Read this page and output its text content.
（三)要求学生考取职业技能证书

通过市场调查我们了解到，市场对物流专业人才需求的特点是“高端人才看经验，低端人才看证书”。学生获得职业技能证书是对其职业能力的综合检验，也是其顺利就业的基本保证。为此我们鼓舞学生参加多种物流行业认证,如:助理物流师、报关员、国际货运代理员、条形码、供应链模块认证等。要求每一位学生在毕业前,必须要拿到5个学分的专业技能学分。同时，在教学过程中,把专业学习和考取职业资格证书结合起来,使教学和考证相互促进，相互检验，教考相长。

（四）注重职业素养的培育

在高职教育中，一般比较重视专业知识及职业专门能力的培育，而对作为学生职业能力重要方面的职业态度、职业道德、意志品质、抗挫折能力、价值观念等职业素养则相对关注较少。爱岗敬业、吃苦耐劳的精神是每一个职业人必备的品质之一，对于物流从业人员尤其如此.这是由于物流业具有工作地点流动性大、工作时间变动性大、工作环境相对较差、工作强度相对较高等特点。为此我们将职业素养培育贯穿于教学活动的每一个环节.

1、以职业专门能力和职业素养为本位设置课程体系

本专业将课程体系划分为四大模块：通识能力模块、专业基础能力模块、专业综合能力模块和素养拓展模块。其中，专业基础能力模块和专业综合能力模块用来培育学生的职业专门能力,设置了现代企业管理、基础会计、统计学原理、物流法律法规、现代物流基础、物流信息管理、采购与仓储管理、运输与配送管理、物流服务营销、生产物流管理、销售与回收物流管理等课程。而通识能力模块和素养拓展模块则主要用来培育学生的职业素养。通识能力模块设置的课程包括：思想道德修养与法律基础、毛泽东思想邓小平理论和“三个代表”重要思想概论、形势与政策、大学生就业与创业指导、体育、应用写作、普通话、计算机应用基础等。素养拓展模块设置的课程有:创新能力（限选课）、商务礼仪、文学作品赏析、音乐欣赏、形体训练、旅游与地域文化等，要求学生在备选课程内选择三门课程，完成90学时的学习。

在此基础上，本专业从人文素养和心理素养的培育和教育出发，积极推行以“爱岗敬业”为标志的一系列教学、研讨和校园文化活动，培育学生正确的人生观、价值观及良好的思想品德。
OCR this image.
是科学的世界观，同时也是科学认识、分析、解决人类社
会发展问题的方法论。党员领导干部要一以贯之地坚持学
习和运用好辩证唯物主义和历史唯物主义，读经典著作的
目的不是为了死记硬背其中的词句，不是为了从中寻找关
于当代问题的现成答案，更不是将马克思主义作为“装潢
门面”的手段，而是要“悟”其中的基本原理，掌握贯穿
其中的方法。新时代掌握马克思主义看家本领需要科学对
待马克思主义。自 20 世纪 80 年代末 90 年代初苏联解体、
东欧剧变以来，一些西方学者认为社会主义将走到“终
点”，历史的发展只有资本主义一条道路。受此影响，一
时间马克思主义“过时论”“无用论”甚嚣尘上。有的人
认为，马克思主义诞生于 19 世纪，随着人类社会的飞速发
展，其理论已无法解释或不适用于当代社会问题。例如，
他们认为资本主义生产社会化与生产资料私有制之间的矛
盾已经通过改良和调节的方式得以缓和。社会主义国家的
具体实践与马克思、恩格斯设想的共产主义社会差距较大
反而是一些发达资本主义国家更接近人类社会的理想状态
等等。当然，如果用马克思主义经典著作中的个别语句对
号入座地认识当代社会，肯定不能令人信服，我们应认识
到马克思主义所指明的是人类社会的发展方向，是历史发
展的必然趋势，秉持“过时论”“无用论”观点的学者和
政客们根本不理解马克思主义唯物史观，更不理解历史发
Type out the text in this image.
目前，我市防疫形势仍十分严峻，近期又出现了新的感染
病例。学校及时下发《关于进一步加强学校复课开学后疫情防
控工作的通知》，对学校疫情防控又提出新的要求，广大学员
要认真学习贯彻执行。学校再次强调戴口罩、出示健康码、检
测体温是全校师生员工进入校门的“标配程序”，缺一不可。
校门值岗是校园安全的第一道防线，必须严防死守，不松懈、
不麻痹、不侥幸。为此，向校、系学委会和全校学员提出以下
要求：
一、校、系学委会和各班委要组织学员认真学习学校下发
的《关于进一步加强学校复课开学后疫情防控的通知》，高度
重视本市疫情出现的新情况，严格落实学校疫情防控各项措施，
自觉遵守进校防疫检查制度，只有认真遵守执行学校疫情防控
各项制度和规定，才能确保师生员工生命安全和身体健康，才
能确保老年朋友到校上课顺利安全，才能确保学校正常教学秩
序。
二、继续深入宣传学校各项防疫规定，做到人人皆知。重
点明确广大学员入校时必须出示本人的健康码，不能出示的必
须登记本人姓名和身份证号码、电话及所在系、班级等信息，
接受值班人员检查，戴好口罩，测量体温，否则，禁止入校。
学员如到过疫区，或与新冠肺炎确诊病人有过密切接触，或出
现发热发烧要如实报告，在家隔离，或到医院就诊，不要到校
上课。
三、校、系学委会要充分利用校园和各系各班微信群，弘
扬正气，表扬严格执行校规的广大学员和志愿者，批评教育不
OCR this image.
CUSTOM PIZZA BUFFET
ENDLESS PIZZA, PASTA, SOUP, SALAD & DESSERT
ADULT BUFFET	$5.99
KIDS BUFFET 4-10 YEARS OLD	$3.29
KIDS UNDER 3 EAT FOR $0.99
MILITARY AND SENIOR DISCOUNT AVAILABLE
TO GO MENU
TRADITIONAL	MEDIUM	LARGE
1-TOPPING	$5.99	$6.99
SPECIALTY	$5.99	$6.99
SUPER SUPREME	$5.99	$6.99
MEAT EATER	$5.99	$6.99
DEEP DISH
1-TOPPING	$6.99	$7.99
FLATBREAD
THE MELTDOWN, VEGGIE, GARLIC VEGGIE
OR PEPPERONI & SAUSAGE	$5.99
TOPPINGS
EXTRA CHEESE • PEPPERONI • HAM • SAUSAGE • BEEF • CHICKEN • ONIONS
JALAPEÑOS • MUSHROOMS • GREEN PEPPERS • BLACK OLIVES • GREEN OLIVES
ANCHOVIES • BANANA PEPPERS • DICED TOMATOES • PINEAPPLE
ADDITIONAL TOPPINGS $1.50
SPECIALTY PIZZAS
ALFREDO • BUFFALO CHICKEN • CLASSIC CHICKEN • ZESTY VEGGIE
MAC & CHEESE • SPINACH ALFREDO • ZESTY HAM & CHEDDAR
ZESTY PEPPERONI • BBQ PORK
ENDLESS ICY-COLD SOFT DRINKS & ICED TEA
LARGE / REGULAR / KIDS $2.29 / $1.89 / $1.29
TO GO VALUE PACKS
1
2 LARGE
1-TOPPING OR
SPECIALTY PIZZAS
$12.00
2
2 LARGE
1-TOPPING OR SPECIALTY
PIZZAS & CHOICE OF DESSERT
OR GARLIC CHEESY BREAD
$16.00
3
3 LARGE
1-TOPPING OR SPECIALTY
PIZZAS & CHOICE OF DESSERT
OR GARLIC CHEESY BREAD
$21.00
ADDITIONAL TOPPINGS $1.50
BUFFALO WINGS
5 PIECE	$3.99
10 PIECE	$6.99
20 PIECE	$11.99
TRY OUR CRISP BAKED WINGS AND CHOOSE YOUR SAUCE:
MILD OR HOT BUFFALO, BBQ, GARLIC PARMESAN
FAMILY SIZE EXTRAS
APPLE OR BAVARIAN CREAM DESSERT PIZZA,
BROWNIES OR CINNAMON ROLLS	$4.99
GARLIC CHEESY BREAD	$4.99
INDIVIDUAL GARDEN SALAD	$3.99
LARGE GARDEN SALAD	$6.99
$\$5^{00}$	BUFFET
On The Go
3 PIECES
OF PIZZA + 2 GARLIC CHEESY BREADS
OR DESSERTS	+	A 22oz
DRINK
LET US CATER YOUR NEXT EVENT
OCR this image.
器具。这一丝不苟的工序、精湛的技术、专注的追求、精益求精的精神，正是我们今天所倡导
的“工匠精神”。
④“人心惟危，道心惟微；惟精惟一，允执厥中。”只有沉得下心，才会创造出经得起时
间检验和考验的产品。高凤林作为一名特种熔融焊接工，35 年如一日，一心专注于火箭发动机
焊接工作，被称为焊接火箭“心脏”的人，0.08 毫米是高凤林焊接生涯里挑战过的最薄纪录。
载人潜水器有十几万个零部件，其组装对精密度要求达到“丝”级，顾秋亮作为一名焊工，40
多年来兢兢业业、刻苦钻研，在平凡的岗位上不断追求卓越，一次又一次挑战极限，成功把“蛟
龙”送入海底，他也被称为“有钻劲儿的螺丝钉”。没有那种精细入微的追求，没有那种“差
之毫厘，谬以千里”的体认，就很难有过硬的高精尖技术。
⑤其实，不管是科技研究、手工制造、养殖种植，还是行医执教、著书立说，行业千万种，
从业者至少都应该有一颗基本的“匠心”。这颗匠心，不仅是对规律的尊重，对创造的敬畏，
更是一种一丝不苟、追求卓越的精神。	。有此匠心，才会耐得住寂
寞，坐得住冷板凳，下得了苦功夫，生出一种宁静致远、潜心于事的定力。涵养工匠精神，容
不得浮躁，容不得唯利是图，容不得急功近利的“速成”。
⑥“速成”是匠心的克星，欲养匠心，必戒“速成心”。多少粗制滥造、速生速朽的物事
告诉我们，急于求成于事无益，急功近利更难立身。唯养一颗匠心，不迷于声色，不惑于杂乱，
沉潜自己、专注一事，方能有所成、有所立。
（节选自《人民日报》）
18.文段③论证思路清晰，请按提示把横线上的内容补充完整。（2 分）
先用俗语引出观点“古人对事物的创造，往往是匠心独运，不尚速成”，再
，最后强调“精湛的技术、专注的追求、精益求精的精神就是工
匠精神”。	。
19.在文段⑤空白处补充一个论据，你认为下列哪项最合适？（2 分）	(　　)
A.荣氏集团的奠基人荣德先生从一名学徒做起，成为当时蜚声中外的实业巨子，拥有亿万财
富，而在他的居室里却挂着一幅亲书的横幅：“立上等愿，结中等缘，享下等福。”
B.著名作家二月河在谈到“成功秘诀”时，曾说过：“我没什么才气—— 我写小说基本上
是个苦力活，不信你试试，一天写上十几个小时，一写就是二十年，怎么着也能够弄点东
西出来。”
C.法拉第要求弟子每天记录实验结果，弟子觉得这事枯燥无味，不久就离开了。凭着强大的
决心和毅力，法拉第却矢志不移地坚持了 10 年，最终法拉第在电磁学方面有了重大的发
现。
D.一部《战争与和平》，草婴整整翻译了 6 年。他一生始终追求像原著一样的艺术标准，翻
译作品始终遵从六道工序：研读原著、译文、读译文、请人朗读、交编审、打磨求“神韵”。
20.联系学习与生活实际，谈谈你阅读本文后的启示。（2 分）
----------
**WHAT YOU SHOULD DO:** Each line in the listing above that contains "WINGS" should be copied.

**EXERCISE OUTPUT:**
BUFFALO WINGS
TRY OUR CRISP BAKED WINGS AND CHOOSE YOUR SAUCE:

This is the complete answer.